Dataset excerpts:
+++++

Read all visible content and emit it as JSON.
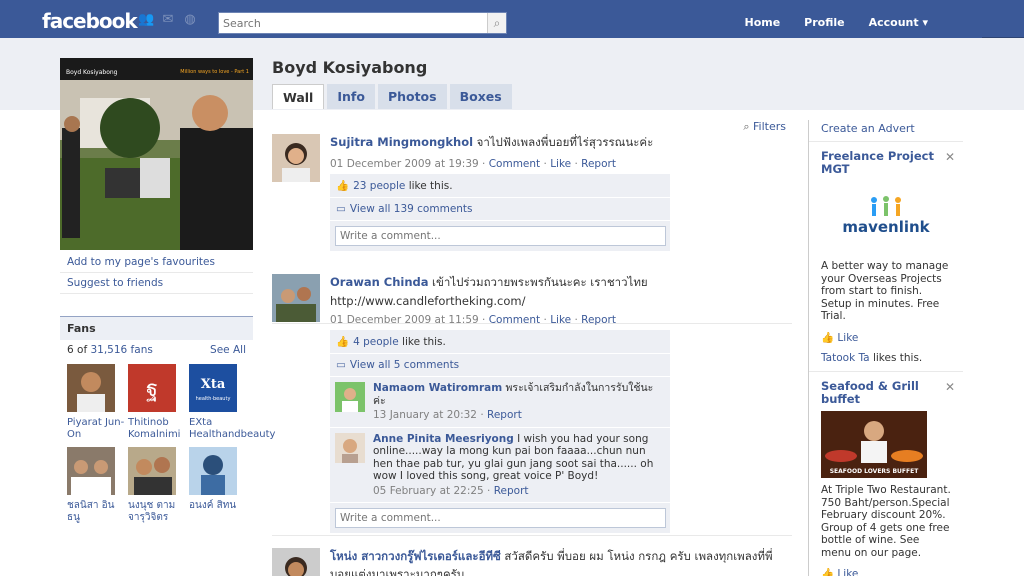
{
  "topbar": {
    "logo": "facebook",
    "search_placeholder": "Search",
    "links": [
      "Home",
      "Profile",
      "Account ▾"
    ]
  },
  "profile": {
    "name": "Boyd Kosiyabong",
    "pic_name": "Boyd Kosiyabong",
    "pic_tagline": "Million ways to love - Part 1",
    "tabs": [
      "Wall",
      "Info",
      "Photos",
      "Boxes"
    ],
    "active_tab": "Wall",
    "left_links": [
      "Add to my page's favourites",
      "Suggest to friends"
    ]
  },
  "fans": {
    "heading": "Fans",
    "count_prefix": "6 of ",
    "count_link": "31,516 fans",
    "see_all": "See All",
    "items": [
      {
        "name": "Piyarat Jun-On"
      },
      {
        "name": "Thitinob Komalnimi"
      },
      {
        "name": "EXta Healthandbeauty"
      },
      {
        "name": "ชลนิสา อินธนู"
      },
      {
        "name": "นงนุช ตามจารุวิจิตร"
      },
      {
        "name": "อนงค์ สิทน"
      }
    ]
  },
  "wall": {
    "filters": "Filters",
    "stories": [
      {
        "actor": "Sujitra Mingmongkhol",
        "message": "จาไปฟังเพลงพี่บอยที่ไร่สุวรรณนะค่ะ",
        "time": "01 December 2009 at 19:39",
        "comment": "Comment",
        "like": "Like",
        "report": "Report",
        "likes_link": "23 people",
        "likes_suffix": " like this.",
        "view_comments": "View all 139 comments",
        "write_placeholder": "Write a comment..."
      },
      {
        "actor": "Orawan Chinda",
        "message": "เข้าไปร่วมถวายพระพรกันนะคะ เราชาวไทย",
        "url": "http://www.candlefortheking.com/",
        "time": "01 December 2009 at 11:59",
        "comment": "Comment",
        "like": "Like",
        "report": "Report",
        "likes_link": "4 people",
        "likes_suffix": " like this.",
        "view_comments": "View all 5 comments",
        "comments": [
          {
            "name": "Namaom Watiromram",
            "text": "พระเจ้าเสริมกำลังในการรับใช้นะค่ะ",
            "time": "13 January at 20:32",
            "report": "Report"
          },
          {
            "name": "Anne Pinita Meesriyong",
            "text": "I wish you had your song online.....way la mong kun pai bon faaaa...chun nun hen thae pab tur, yu glai gun jang soot sai tha...... oh wow I loved this song, great voice P' Boyd!",
            "time": "05 February at 22:25",
            "report": "Report"
          }
        ],
        "write_placeholder": "Write a comment..."
      },
      {
        "actor": "โหน่ง สาวกวงกรู๊ฟไรเดอร์และอีทีซี",
        "message": "สวัสดีครับ พี่บอย ผม โหน่ง กรกฎ ครับ เพลงทุกเพลงที่พี่บอยแต่งมาเพราะมากๆครับ"
      }
    ]
  },
  "sidebar": {
    "create_advert": "Create an Advert",
    "ads": [
      {
        "title": "Freelance Project MGT",
        "brand": "mavenlink",
        "text": "A better way to manage your Overseas Projects from start to finish. Setup in minutes. Free Trial.",
        "like": "Like",
        "liker_name": "Tatook Ta",
        "liker_suffix": " likes this."
      },
      {
        "title": "Seafood & Grill buffet",
        "banner": "SEAFOOD LOVERS BUFFET",
        "text": "At Triple Two Restaurant. 750 Baht/person.Special February discount 20%. Group of 4 gets one free bottle of wine. See menu on our page.",
        "like": "Like"
      }
    ]
  }
}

+++++

### Problem to solve
Show, from the listing above, each line that contains the word "time".

### Exercise answer
        "time": "01 December 2009 at 19:39",
        "time": "01 December 2009 at 11:59",
            "time": "13 January at 20:32",
            "time": "05 February at 22:25",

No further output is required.